[Records from a data source]

--------------------------------

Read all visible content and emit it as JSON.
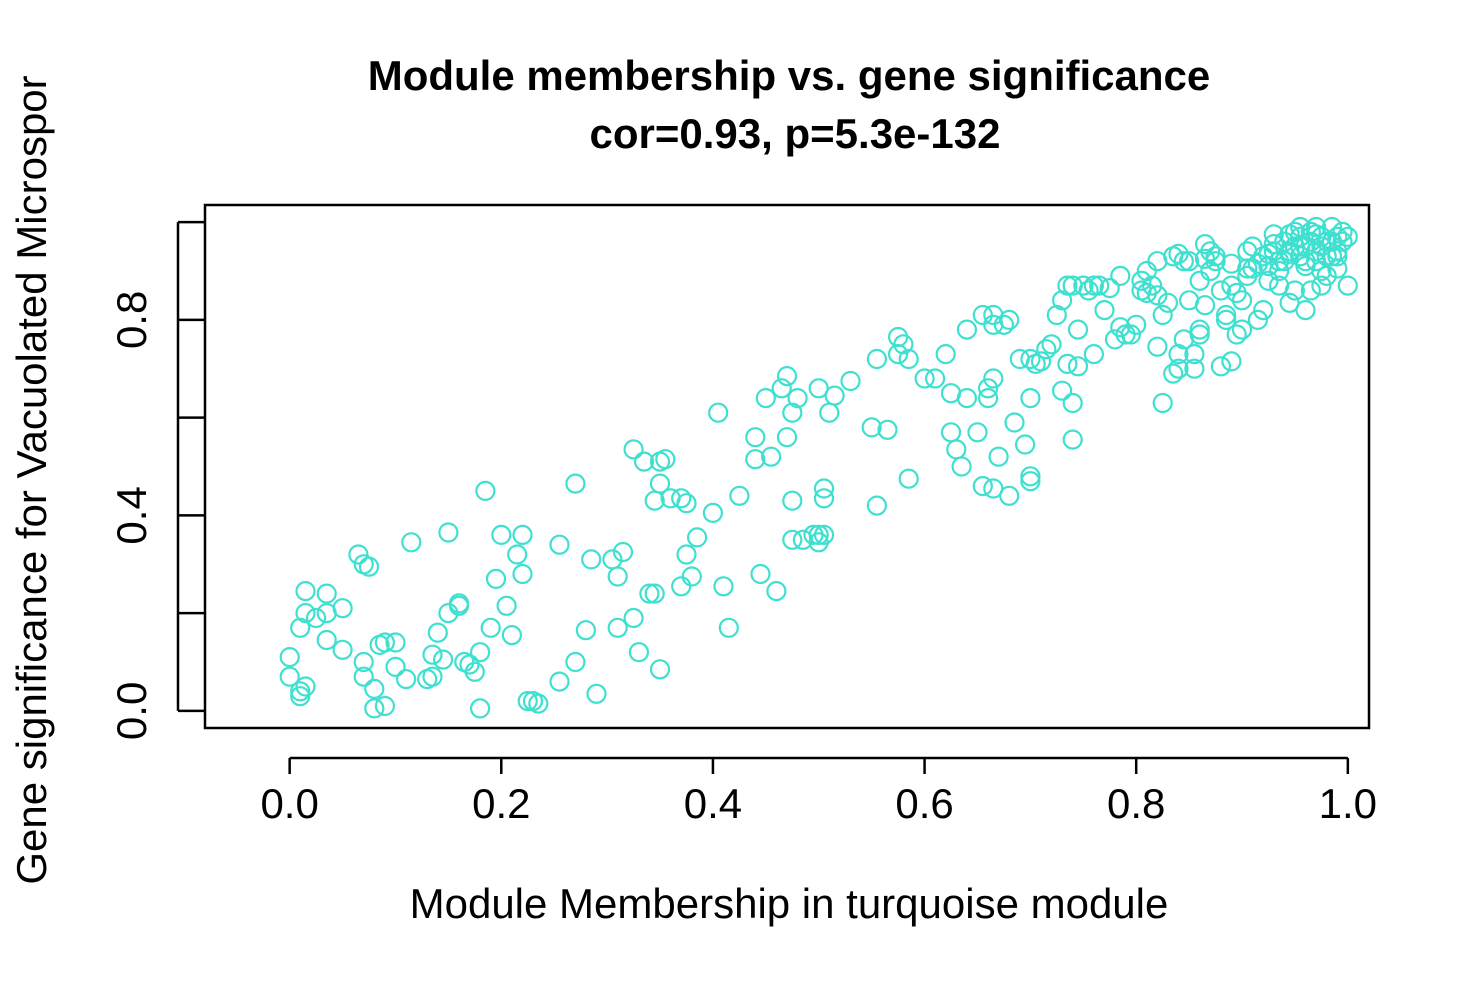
{
  "chart_data": {
    "type": "scatter",
    "title": "Module membership vs. gene significance",
    "subtitle": "cor=0.93, p=5.3e-132",
    "xlabel": "Module Membership in turquoise module",
    "ylabel": "Gene significance for Vacuolated Microspor",
    "xlim": [
      -0.08,
      1.02
    ],
    "ylim": [
      -0.035,
      1.035
    ],
    "xticks": [
      0.0,
      0.2,
      0.4,
      0.6,
      0.8,
      1.0
    ],
    "xtick_labels": [
      "0.0",
      "0.2",
      "0.4",
      "0.6",
      "0.8",
      "1.0"
    ],
    "yticks": [
      0.0,
      0.4,
      0.8
    ],
    "ytick_labels": [
      "0.0",
      "0.4",
      "0.8"
    ],
    "yticks_minor": [
      0.2,
      0.6,
      1.0
    ],
    "grid": false,
    "marker": "open-circle",
    "color": "#40E0D0",
    "points": [
      [
        0.0,
        0.11
      ],
      [
        0.0,
        0.07
      ],
      [
        0.01,
        0.17
      ],
      [
        0.01,
        0.04
      ],
      [
        0.01,
        0.03
      ],
      [
        0.015,
        0.05
      ],
      [
        0.015,
        0.2
      ],
      [
        0.015,
        0.245
      ],
      [
        0.025,
        0.19
      ],
      [
        0.035,
        0.2
      ],
      [
        0.035,
        0.24
      ],
      [
        0.035,
        0.145
      ],
      [
        0.05,
        0.21
      ],
      [
        0.05,
        0.125
      ],
      [
        0.065,
        0.32
      ],
      [
        0.07,
        0.3
      ],
      [
        0.075,
        0.295
      ],
      [
        0.07,
        0.1
      ],
      [
        0.07,
        0.07
      ],
      [
        0.08,
        0.045
      ],
      [
        0.08,
        0.005
      ],
      [
        0.085,
        0.135
      ],
      [
        0.09,
        0.14
      ],
      [
        0.09,
        0.01
      ],
      [
        0.1,
        0.14
      ],
      [
        0.1,
        0.09
      ],
      [
        0.11,
        0.065
      ],
      [
        0.115,
        0.345
      ],
      [
        0.13,
        0.065
      ],
      [
        0.135,
        0.07
      ],
      [
        0.135,
        0.115
      ],
      [
        0.14,
        0.16
      ],
      [
        0.145,
        0.105
      ],
      [
        0.15,
        0.2
      ],
      [
        0.15,
        0.365
      ],
      [
        0.16,
        0.215
      ],
      [
        0.16,
        0.22
      ],
      [
        0.165,
        0.1
      ],
      [
        0.17,
        0.095
      ],
      [
        0.175,
        0.08
      ],
      [
        0.18,
        0.12
      ],
      [
        0.18,
        0.005
      ],
      [
        0.185,
        0.45
      ],
      [
        0.19,
        0.17
      ],
      [
        0.195,
        0.27
      ],
      [
        0.2,
        0.36
      ],
      [
        0.205,
        0.215
      ],
      [
        0.21,
        0.155
      ],
      [
        0.215,
        0.32
      ],
      [
        0.22,
        0.36
      ],
      [
        0.22,
        0.28
      ],
      [
        0.225,
        0.02
      ],
      [
        0.23,
        0.02
      ],
      [
        0.235,
        0.015
      ],
      [
        0.255,
        0.34
      ],
      [
        0.255,
        0.06
      ],
      [
        0.27,
        0.465
      ],
      [
        0.27,
        0.1
      ],
      [
        0.28,
        0.165
      ],
      [
        0.285,
        0.31
      ],
      [
        0.29,
        0.035
      ],
      [
        0.305,
        0.31
      ],
      [
        0.31,
        0.17
      ],
      [
        0.31,
        0.275
      ],
      [
        0.315,
        0.325
      ],
      [
        0.325,
        0.535
      ],
      [
        0.325,
        0.19
      ],
      [
        0.33,
        0.12
      ],
      [
        0.335,
        0.51
      ],
      [
        0.34,
        0.24
      ],
      [
        0.345,
        0.24
      ],
      [
        0.345,
        0.43
      ],
      [
        0.35,
        0.465
      ],
      [
        0.35,
        0.51
      ],
      [
        0.35,
        0.085
      ],
      [
        0.355,
        0.515
      ],
      [
        0.36,
        0.435
      ],
      [
        0.37,
        0.255
      ],
      [
        0.37,
        0.435
      ],
      [
        0.375,
        0.32
      ],
      [
        0.375,
        0.425
      ],
      [
        0.38,
        0.275
      ],
      [
        0.385,
        0.355
      ],
      [
        0.4,
        0.405
      ],
      [
        0.405,
        0.61
      ],
      [
        0.41,
        0.255
      ],
      [
        0.415,
        0.17
      ],
      [
        0.425,
        0.44
      ],
      [
        0.44,
        0.56
      ],
      [
        0.44,
        0.515
      ],
      [
        0.445,
        0.28
      ],
      [
        0.45,
        0.64
      ],
      [
        0.455,
        0.52
      ],
      [
        0.46,
        0.245
      ],
      [
        0.465,
        0.66
      ],
      [
        0.47,
        0.56
      ],
      [
        0.47,
        0.685
      ],
      [
        0.475,
        0.61
      ],
      [
        0.475,
        0.43
      ],
      [
        0.475,
        0.35
      ],
      [
        0.48,
        0.64
      ],
      [
        0.485,
        0.35
      ],
      [
        0.495,
        0.36
      ],
      [
        0.5,
        0.345
      ],
      [
        0.5,
        0.36
      ],
      [
        0.5,
        0.66
      ],
      [
        0.505,
        0.455
      ],
      [
        0.505,
        0.435
      ],
      [
        0.505,
        0.36
      ],
      [
        0.51,
        0.61
      ],
      [
        0.515,
        0.645
      ],
      [
        0.53,
        0.675
      ],
      [
        0.55,
        0.58
      ],
      [
        0.555,
        0.72
      ],
      [
        0.555,
        0.42
      ],
      [
        0.565,
        0.575
      ],
      [
        0.575,
        0.73
      ],
      [
        0.575,
        0.765
      ],
      [
        0.58,
        0.75
      ],
      [
        0.585,
        0.72
      ],
      [
        0.585,
        0.475
      ],
      [
        0.6,
        0.68
      ],
      [
        0.61,
        0.68
      ],
      [
        0.62,
        0.73
      ],
      [
        0.625,
        0.57
      ],
      [
        0.625,
        0.65
      ],
      [
        0.63,
        0.535
      ],
      [
        0.635,
        0.5
      ],
      [
        0.64,
        0.78
      ],
      [
        0.64,
        0.64
      ],
      [
        0.65,
        0.57
      ],
      [
        0.655,
        0.81
      ],
      [
        0.655,
        0.46
      ],
      [
        0.66,
        0.66
      ],
      [
        0.66,
        0.64
      ],
      [
        0.665,
        0.79
      ],
      [
        0.665,
        0.81
      ],
      [
        0.665,
        0.68
      ],
      [
        0.665,
        0.455
      ],
      [
        0.67,
        0.52
      ],
      [
        0.675,
        0.79
      ],
      [
        0.68,
        0.8
      ],
      [
        0.68,
        0.44
      ],
      [
        0.685,
        0.59
      ],
      [
        0.69,
        0.72
      ],
      [
        0.695,
        0.545
      ],
      [
        0.7,
        0.72
      ],
      [
        0.7,
        0.64
      ],
      [
        0.7,
        0.48
      ],
      [
        0.7,
        0.47
      ],
      [
        0.705,
        0.71
      ],
      [
        0.71,
        0.715
      ],
      [
        0.715,
        0.74
      ],
      [
        0.72,
        0.75
      ],
      [
        0.725,
        0.81
      ],
      [
        0.73,
        0.655
      ],
      [
        0.73,
        0.84
      ],
      [
        0.735,
        0.87
      ],
      [
        0.735,
        0.71
      ],
      [
        0.74,
        0.87
      ],
      [
        0.74,
        0.555
      ],
      [
        0.74,
        0.63
      ],
      [
        0.745,
        0.78
      ],
      [
        0.745,
        0.705
      ],
      [
        0.75,
        0.87
      ],
      [
        0.755,
        0.86
      ],
      [
        0.76,
        0.87
      ],
      [
        0.76,
        0.73
      ],
      [
        0.765,
        0.87
      ],
      [
        0.77,
        0.82
      ],
      [
        0.775,
        0.865
      ],
      [
        0.78,
        0.76
      ],
      [
        0.785,
        0.89
      ],
      [
        0.785,
        0.785
      ],
      [
        0.79,
        0.77
      ],
      [
        0.795,
        0.77
      ],
      [
        0.8,
        0.79
      ],
      [
        0.805,
        0.88
      ],
      [
        0.805,
        0.86
      ],
      [
        0.81,
        0.9
      ],
      [
        0.81,
        0.855
      ],
      [
        0.815,
        0.87
      ],
      [
        0.82,
        0.85
      ],
      [
        0.82,
        0.92
      ],
      [
        0.82,
        0.745
      ],
      [
        0.825,
        0.63
      ],
      [
        0.825,
        0.81
      ],
      [
        0.83,
        0.835
      ],
      [
        0.835,
        0.93
      ],
      [
        0.835,
        0.69
      ],
      [
        0.84,
        0.935
      ],
      [
        0.84,
        0.73
      ],
      [
        0.84,
        0.7
      ],
      [
        0.845,
        0.76
      ],
      [
        0.845,
        0.92
      ],
      [
        0.85,
        0.84
      ],
      [
        0.85,
        0.92
      ],
      [
        0.855,
        0.7
      ],
      [
        0.855,
        0.73
      ],
      [
        0.86,
        0.77
      ],
      [
        0.86,
        0.88
      ],
      [
        0.86,
        0.78
      ],
      [
        0.865,
        0.955
      ],
      [
        0.865,
        0.925
      ],
      [
        0.865,
        0.83
      ],
      [
        0.87,
        0.9
      ],
      [
        0.87,
        0.94
      ],
      [
        0.875,
        0.93
      ],
      [
        0.875,
        0.92
      ],
      [
        0.88,
        0.705
      ],
      [
        0.88,
        0.86
      ],
      [
        0.885,
        0.81
      ],
      [
        0.885,
        0.8
      ],
      [
        0.89,
        0.715
      ],
      [
        0.89,
        0.915
      ],
      [
        0.89,
        0.87
      ],
      [
        0.895,
        0.77
      ],
      [
        0.895,
        0.855
      ],
      [
        0.9,
        0.84
      ],
      [
        0.9,
        0.78
      ],
      [
        0.905,
        0.94
      ],
      [
        0.905,
        0.89
      ],
      [
        0.91,
        0.95
      ],
      [
        0.91,
        0.905
      ],
      [
        0.915,
        0.8
      ],
      [
        0.92,
        0.82
      ],
      [
        0.92,
        0.93
      ],
      [
        0.925,
        0.91
      ],
      [
        0.93,
        0.955
      ],
      [
        0.93,
        0.94
      ],
      [
        0.935,
        0.87
      ],
      [
        0.935,
        0.9
      ],
      [
        0.94,
        0.92
      ],
      [
        0.94,
        0.96
      ],
      [
        0.945,
        0.935
      ],
      [
        0.945,
        0.835
      ],
      [
        0.95,
        0.95
      ],
      [
        0.95,
        0.98
      ],
      [
        0.955,
        0.99
      ],
      [
        0.955,
        0.97
      ],
      [
        0.955,
        0.95
      ],
      [
        0.96,
        0.92
      ],
      [
        0.96,
        0.82
      ],
      [
        0.96,
        0.91
      ],
      [
        0.965,
        0.96
      ],
      [
        0.965,
        0.98
      ],
      [
        0.97,
        0.94
      ],
      [
        0.97,
        0.99
      ],
      [
        0.975,
        0.95
      ],
      [
        0.975,
        0.97
      ],
      [
        0.98,
        0.93
      ],
      [
        0.98,
        0.89
      ],
      [
        0.985,
        0.99
      ],
      [
        0.985,
        0.96
      ],
      [
        0.99,
        0.93
      ],
      [
        0.99,
        0.905
      ],
      [
        0.995,
        0.96
      ],
      [
        0.995,
        0.98
      ],
      [
        1.0,
        0.97
      ],
      [
        1.0,
        0.87
      ],
      [
        0.97,
        0.92
      ],
      [
        0.975,
        0.9
      ],
      [
        0.925,
        0.88
      ],
      [
        0.915,
        0.915
      ],
      [
        0.935,
        0.92
      ],
      [
        0.945,
        0.94
      ],
      [
        0.96,
        0.95
      ],
      [
        0.97,
        0.975
      ],
      [
        0.98,
        0.96
      ],
      [
        0.99,
        0.94
      ],
      [
        0.95,
        0.86
      ],
      [
        0.965,
        0.86
      ],
      [
        0.975,
        0.87
      ],
      [
        0.985,
        0.93
      ],
      [
        0.99,
        0.97
      ],
      [
        0.93,
        0.975
      ],
      [
        0.945,
        0.975
      ],
      [
        0.955,
        0.93
      ],
      [
        0.925,
        0.935
      ],
      [
        0.905,
        0.905
      ]
    ]
  }
}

--------------------------------

WORK INSTRUCTIONS -> Among the records, find every line with the word "Module" and copy it.

ANSWER TO THIS PROBLEM ->
    "title": "Module membership vs. gene significance",
    "xlabel": "Module Membership in turquoise module",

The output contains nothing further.